Dans toute l’Ukraine, employés et administrateurs des musées tentent de mettre leurs trésors à l’abri des bombes russes. La Presse a joint Olha Honchar, directrice du musée Territory of Terror, à Lviv.

« Aujourd’hui, ça va bien et ça ne va pas bien, dit Ohla Honchar, directrice générale du musée Territoire de la Terreur de Lviv. Nous avons eu plusieurs alertes d’attaques aériennes. Et les nouvelles que nous recevons du reste de l’Ukraine sont terribles. »

Au bout du fil, Olha Honchar essaie de rester joyeuse. Mais son rire est nerveux. La trentaine de membres de son institution travaillent dans l’urgence pour protéger les joyaux, objets et archives de leur musée. Jusqu’à maintenant, les attaques russes sur Lviv, grande ville de l’ouest du pays, ont été limitées. Mais tout peut changer très vite.

Énoncé: Recopiez l'extrait sur les musées ukrainiens, depuis les mots « Au bout du fil, Olha » jusqu'aux mots « changer très vite. », ces derniers compris. Les lignes qui viennent ensuite n'interviennent en rien ici.

Bloc de données:

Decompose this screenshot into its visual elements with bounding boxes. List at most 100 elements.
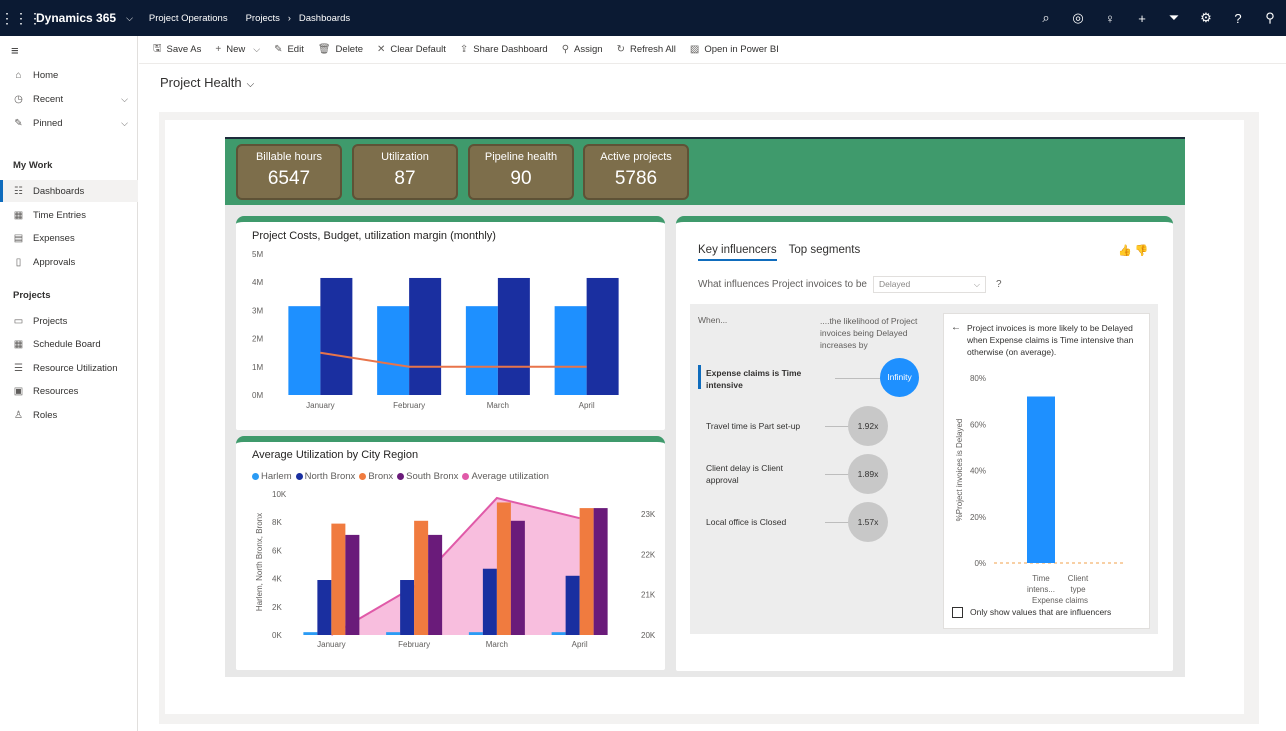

Résultat attendu:
Au bout du fil, Olha Honchar essaie de rester joyeuse. Mais son rire est nerveux. La trentaine de membres de son institution travaillent dans l’urgence pour protéger les joyaux, objets et archives de leur musée. Jusqu’à maintenant, les attaques russes sur Lviv, grande ville de l’ouest du pays, ont été limitées. Mais tout peut changer très vite.